Dataset records
⟨
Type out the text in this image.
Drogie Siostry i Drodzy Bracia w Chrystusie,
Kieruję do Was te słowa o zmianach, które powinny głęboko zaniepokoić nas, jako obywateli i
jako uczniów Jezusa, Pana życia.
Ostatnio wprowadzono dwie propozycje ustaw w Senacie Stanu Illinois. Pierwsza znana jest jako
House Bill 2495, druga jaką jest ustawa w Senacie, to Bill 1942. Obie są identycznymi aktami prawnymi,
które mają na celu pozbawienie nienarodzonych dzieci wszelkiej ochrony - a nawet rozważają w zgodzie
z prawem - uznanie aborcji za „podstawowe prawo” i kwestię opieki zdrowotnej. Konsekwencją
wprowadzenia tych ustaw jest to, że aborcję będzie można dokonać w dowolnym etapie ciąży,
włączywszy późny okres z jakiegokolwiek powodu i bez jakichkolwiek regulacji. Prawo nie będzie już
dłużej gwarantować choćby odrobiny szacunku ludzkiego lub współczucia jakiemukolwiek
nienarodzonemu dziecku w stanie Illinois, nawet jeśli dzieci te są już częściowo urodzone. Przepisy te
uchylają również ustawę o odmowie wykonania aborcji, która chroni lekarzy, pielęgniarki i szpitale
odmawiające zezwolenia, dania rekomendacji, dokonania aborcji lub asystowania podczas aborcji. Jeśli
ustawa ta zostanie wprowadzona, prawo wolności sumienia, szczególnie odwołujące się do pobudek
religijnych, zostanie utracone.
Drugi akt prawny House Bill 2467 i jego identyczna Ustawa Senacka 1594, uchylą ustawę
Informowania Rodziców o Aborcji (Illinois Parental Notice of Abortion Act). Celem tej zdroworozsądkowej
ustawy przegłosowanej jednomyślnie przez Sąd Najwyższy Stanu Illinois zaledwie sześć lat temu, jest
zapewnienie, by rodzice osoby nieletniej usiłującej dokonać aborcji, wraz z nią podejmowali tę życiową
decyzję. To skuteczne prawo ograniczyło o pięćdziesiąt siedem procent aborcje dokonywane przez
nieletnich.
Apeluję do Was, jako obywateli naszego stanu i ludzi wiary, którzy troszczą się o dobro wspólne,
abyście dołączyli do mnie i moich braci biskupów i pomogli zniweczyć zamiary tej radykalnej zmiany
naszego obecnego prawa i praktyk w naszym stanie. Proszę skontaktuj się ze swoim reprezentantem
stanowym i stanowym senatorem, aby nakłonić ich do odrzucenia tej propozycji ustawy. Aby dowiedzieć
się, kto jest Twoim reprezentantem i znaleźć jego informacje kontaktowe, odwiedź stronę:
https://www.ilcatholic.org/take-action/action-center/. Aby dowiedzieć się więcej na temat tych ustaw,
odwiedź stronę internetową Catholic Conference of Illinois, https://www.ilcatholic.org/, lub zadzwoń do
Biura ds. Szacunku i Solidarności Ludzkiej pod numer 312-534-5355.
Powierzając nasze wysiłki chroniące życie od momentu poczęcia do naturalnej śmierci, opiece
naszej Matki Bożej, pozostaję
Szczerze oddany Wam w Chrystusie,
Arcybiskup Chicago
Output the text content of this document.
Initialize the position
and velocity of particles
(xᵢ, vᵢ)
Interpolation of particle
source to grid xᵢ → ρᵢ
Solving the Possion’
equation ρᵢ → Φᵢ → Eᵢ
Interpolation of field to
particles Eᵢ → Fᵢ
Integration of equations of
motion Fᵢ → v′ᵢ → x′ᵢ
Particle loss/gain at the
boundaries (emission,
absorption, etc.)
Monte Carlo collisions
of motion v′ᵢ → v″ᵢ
⟩
Problem to work on
Retype all of the material, keeping each line exact.

Answer to this task
Type out the text in this image.
Drogie Siostry i Drodzy Bracia w Chrystusie,
Kieruję do Was te słowa o zmianach, które powinny głęboko zaniepokoić nas, jako obywateli i
jako uczniów Jezusa, Pana życia.
Ostatnio wprowadzono dwie propozycje ustaw w Senacie Stanu Illinois. Pierwsza znana jest jako
House Bill 2495, druga jaką jest ustawa w Senacie, to Bill 1942. Obie są identycznymi aktami prawnymi,
które mają na celu pozbawienie nienarodzonych dzieci wszelkiej ochrony - a nawet rozważają w zgodzie
z prawem - uznanie aborcji za „podstawowe prawo” i kwestię opieki zdrowotnej. Konsekwencją
wprowadzenia tych ustaw jest to, że aborcję będzie można dokonać w dowolnym etapie ciąży,
włączywszy późny okres z jakiegokolwiek powodu i bez jakichkolwiek regulacji. Prawo nie będzie już
dłużej gwarantować choćby odrobiny szacunku ludzkiego lub współczucia jakiemukolwiek
nienarodzonemu dziecku w stanie Illinois, nawet jeśli dzieci te są już częściowo urodzone. Przepisy te
uchylają również ustawę o odmowie wykonania aborcji, która chroni lekarzy, pielęgniarki i szpitale
odmawiające zezwolenia, dania rekomendacji, dokonania aborcji lub asystowania podczas aborcji. Jeśli
ustawa ta zostanie wprowadzona, prawo wolności sumienia, szczególnie odwołujące się do pobudek
religijnych, zostanie utracone.
Drugi akt prawny House Bill 2467 i jego identyczna Ustawa Senacka 1594, uchylą ustawę
Informowania Rodziców o Aborcji (Illinois Parental Notice of Abortion Act). Celem tej zdroworozsądkowej
ustawy przegłosowanej jednomyślnie przez Sąd Najwyższy Stanu Illinois zaledwie sześć lat temu, jest
zapewnienie, by rodzice osoby nieletniej usiłującej dokonać aborcji, wraz z nią podejmowali tę życiową
decyzję. To skuteczne prawo ograniczyło o pięćdziesiąt siedem procent aborcje dokonywane przez
nieletnich.
Apeluję do Was, jako obywateli naszego stanu i ludzi wiary, którzy troszczą się o dobro wspólne,
abyście dołączyli do mnie i moich braci biskupów i pomogli zniweczyć zamiary tej radykalnej zmiany
naszego obecnego prawa i praktyk w naszym stanie. Proszę skontaktuj się ze swoim reprezentantem
stanowym i stanowym senatorem, aby nakłonić ich do odrzucenia tej propozycji ustawy. Aby dowiedzieć
się, kto jest Twoim reprezentantem i znaleźć jego informacje kontaktowe, odwiedź stronę:
https://www.ilcatholic.org/take-action/action-center/. Aby dowiedzieć się więcej na temat tych ustaw,
odwiedź stronę internetową Catholic Conference of Illinois, https://www.ilcatholic.org/, lub zadzwoń do
Biura ds. Szacunku i Solidarności Ludzkiej pod numer 312-534-5355.
Powierzając nasze wysiłki chroniące życie od momentu poczęcia do naturalnej śmierci, opiece
naszej Matki Bożej, pozostaję
Szczerze oddany Wam w Chrystusie,
Arcybiskup Chicago
Output the text content of this document.
Initialize the position
and velocity of particles
(xᵢ, vᵢ)
Interpolation of particle
source to grid xᵢ → ρᵢ
Solving the Possion’
equation ρᵢ → Φᵢ → Eᵢ
Interpolation of field to
particles Eᵢ → Fᵢ
Integration of equations of
motion Fᵢ → v′ᵢ → x′ᵢ
Particle loss/gain at the
boundaries (emission,
absorption, etc.)
Monte Carlo collisions
of motion v′ᵢ → v″ᵢ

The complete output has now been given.